--- DESCRIPTION OF THE TASK ---
Of all the lines in the material, how many include the word "JSON"? Give only the number.

--- TASK INPUTS ---
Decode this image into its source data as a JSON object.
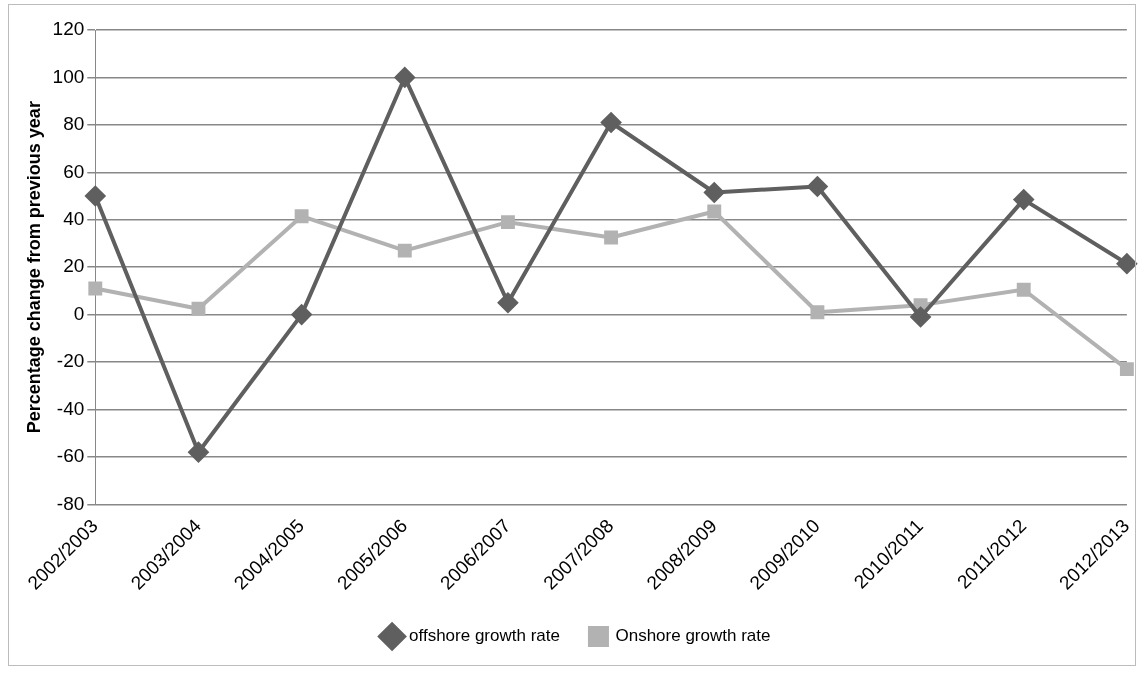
{
  "chart_data": {
    "type": "line",
    "ylabel": "Percentage change from previous year",
    "categories": [
      "2002/2003",
      "2003/2004",
      "2004/2005",
      "2005/2006",
      "2006/2007",
      "2007/2008",
      "2008/2009",
      "2009/2010",
      "2010/2011",
      "2011/2012",
      "2012/2013"
    ],
    "series": [
      {
        "name": "offshore growth rate",
        "color": "#5f5f5f",
        "marker": "diamond",
        "values": [
          50,
          -58,
          0,
          100,
          5,
          81,
          51.5,
          54,
          -1,
          48.5,
          21.5
        ]
      },
      {
        "name": "Onshore growth rate",
        "color": "#b2b2b2",
        "marker": "square",
        "values": [
          11,
          2.5,
          41.5,
          27,
          39,
          32.5,
          43.5,
          1,
          4,
          10.5,
          -23
        ]
      }
    ],
    "ylim": [
      -80,
      120
    ],
    "yticks": [
      -80,
      -60,
      -40,
      -20,
      0,
      20,
      40,
      60,
      80,
      100,
      120
    ],
    "grid": "y",
    "legend": "bottom"
  }
}
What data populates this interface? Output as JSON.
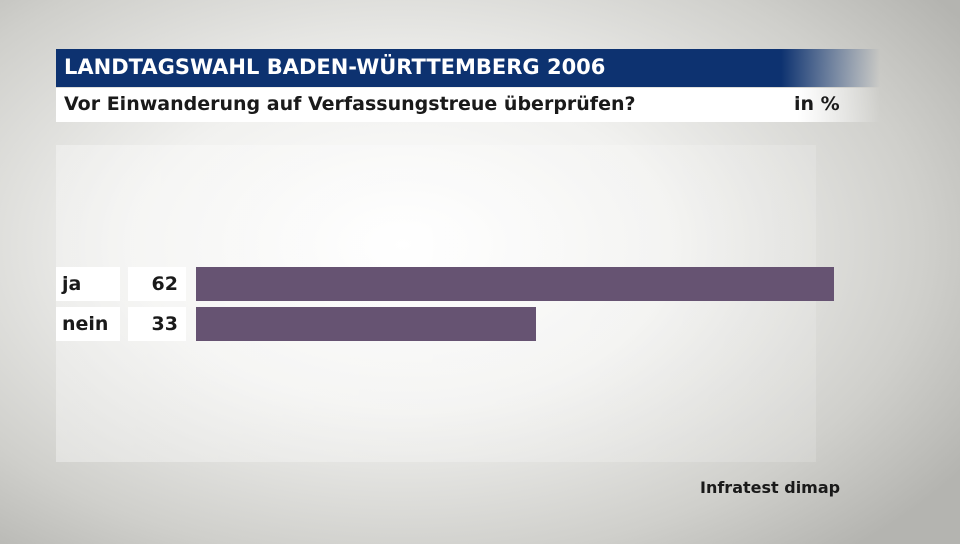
{
  "header": {
    "title": "LANDTAGSWAHL BADEN-WÜRTTEMBERG 2006",
    "subtitle": "Vor Einwanderung auf Verfassungstreue überprüfen?",
    "unit": "in %"
  },
  "colors": {
    "title_bg": "#0d3270",
    "bar": "#665372"
  },
  "chart_data": {
    "type": "bar",
    "orientation": "horizontal",
    "categories": [
      "ja",
      "nein"
    ],
    "values": [
      62,
      33
    ],
    "title": "Vor Einwanderung auf Verfassungstreue überprüfen?",
    "unit": "in %",
    "xlim": [
      0,
      62
    ],
    "grid": false,
    "legend": "none"
  },
  "source": "Infratest dimap"
}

--- ANSWER TO THIS TASK ---
2